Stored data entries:
- - -

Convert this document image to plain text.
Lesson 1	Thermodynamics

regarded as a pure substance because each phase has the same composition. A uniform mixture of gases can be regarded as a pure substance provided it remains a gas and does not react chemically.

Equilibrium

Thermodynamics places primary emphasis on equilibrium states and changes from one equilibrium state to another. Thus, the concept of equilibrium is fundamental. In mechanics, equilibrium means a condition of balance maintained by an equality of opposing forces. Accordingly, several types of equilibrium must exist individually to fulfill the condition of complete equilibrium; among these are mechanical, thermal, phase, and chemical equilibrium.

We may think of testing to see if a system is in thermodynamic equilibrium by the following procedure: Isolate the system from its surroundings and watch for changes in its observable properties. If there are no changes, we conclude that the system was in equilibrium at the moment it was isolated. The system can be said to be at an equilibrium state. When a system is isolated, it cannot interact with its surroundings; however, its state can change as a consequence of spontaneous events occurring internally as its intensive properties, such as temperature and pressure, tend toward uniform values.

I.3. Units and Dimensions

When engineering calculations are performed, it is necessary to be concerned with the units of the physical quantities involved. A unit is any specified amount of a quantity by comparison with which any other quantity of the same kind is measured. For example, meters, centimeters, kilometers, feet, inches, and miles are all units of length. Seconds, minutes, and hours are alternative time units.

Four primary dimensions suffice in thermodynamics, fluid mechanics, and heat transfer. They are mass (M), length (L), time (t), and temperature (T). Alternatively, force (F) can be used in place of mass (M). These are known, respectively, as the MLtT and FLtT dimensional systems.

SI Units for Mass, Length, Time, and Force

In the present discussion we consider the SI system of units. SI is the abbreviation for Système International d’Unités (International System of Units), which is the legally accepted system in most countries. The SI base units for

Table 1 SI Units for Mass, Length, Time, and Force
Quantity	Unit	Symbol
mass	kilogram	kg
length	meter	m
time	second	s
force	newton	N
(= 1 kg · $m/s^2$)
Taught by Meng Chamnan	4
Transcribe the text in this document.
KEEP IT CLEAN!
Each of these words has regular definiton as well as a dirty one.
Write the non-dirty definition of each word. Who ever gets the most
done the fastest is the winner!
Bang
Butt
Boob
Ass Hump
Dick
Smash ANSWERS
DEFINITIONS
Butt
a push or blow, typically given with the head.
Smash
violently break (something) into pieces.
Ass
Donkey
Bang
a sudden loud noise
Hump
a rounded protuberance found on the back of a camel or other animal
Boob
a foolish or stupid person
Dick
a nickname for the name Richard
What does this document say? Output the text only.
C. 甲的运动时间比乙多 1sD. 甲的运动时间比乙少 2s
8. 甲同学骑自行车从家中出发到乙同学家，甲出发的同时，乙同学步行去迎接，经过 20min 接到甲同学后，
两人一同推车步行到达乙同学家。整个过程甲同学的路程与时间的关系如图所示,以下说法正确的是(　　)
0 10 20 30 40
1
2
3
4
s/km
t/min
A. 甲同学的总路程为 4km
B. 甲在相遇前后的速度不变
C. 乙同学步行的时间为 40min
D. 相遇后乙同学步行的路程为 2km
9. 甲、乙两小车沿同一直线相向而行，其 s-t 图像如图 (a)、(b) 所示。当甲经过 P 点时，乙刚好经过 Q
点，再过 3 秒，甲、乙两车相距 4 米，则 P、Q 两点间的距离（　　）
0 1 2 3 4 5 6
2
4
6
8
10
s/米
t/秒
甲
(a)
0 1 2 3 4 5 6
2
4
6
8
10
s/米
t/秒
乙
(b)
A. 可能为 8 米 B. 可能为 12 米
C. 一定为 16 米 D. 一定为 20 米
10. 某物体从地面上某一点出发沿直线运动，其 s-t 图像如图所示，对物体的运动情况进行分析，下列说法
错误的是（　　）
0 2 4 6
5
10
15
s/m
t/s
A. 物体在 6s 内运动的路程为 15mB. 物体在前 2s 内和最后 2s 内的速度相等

- - -

SET TASK: Every record should be repeated exactly; please leave none out.

ANSWER TO THE PROBLEM:
Convert this document image to plain text.
Lesson 1	Thermodynamics

regarded as a pure substance because each phase has the same composition. A uniform mixture of gases can be regarded as a pure substance provided it remains a gas and does not react chemically.

Equilibrium

Thermodynamics places primary emphasis on equilibrium states and changes from one equilibrium state to another. Thus, the concept of equilibrium is fundamental. In mechanics, equilibrium means a condition of balance maintained by an equality of opposing forces. Accordingly, several types of equilibrium must exist individually to fulfill the condition of complete equilibrium; among these are mechanical, thermal, phase, and chemical equilibrium.

We may think of testing to see if a system is in thermodynamic equilibrium by the following procedure: Isolate the system from its surroundings and watch for changes in its observable properties. If there are no changes, we conclude that the system was in equilibrium at the moment it was isolated. The system can be said to be at an equilibrium state. When a system is isolated, it cannot interact with its surroundings; however, its state can change as a consequence of spontaneous events occurring internally as its intensive properties, such as temperature and pressure, tend toward uniform values.

I.3. Units and Dimensions

When engineering calculations are performed, it is necessary to be concerned with the units of the physical quantities involved. A unit is any specified amount of a quantity by comparison with which any other quantity of the same kind is measured. For example, meters, centimeters, kilometers, feet, inches, and miles are all units of length. Seconds, minutes, and hours are alternative time units.

Four primary dimensions suffice in thermodynamics, fluid mechanics, and heat transfer. They are mass (M), length (L), time (t), and temperature (T). Alternatively, force (F) can be used in place of mass (M). These are known, respectively, as the MLtT and FLtT dimensional systems.

SI Units for Mass, Length, Time, and Force

In the present discussion we consider the SI system of units. SI is the abbreviation for Système International d’Unités (International System of Units), which is the legally accepted system in most countries. The SI base units for

Table 1 SI Units for Mass, Length, Time, and Force
Quantity	Unit	Symbol
mass	kilogram	kg
length	meter	m
time	second	s
force	newton	N
(= 1 kg · $m/s^2$)
Taught by Meng Chamnan	4
Transcribe the text in this document.
KEEP IT CLEAN!
Each of these words has regular definiton as well as a dirty one.
Write the non-dirty definition of each word. Who ever gets the most
done the fastest is the winner!
Bang
Butt
Boob
Ass Hump
Dick
Smash ANSWERS
DEFINITIONS
Butt
a push or blow, typically given with the head.
Smash
violently break (something) into pieces.
Ass
Donkey
Bang
a sudden loud noise
Hump
a rounded protuberance found on the back of a camel or other animal
Boob
a foolish or stupid person
Dick
a nickname for the name Richard
What does this document say? Output the text only.
C. 甲的运动时间比乙多 1sD. 甲的运动时间比乙少 2s
8. 甲同学骑自行车从家中出发到乙同学家，甲出发的同时，乙同学步行去迎接，经过 20min 接到甲同学后，
两人一同推车步行到达乙同学家。整个过程甲同学的路程与时间的关系如图所示,以下说法正确的是(　　)
0 10 20 30 40
1
2
3
4
s/km
t/min
A. 甲同学的总路程为 4km
B. 甲在相遇前后的速度不变
C. 乙同学步行的时间为 40min
D. 相遇后乙同学步行的路程为 2km
9. 甲、乙两小车沿同一直线相向而行，其 s-t 图像如图 (a)、(b) 所示。当甲经过 P 点时，乙刚好经过 Q
点，再过 3 秒，甲、乙两车相距 4 米，则 P、Q 两点间的距离（　　）
0 1 2 3 4 5 6
2
4
6
8
10
s/米
t/秒
甲
(a)
0 1 2 3 4 5 6
2
4
6
8
10
s/米
t/秒
乙
(b)
A. 可能为 8 米 B. 可能为 12 米
C. 一定为 16 米 D. 一定为 20 米
10. 某物体从地面上某一点出发沿直线运动，其 s-t 图像如图所示，对物体的运动情况进行分析，下列说法
错误的是（　　）
0 2 4 6
5
10
15
s/m
t/s
A. 物体在 6s 内运动的路程为 15mB. 物体在前 2s 内和最后 2s 内的速度相等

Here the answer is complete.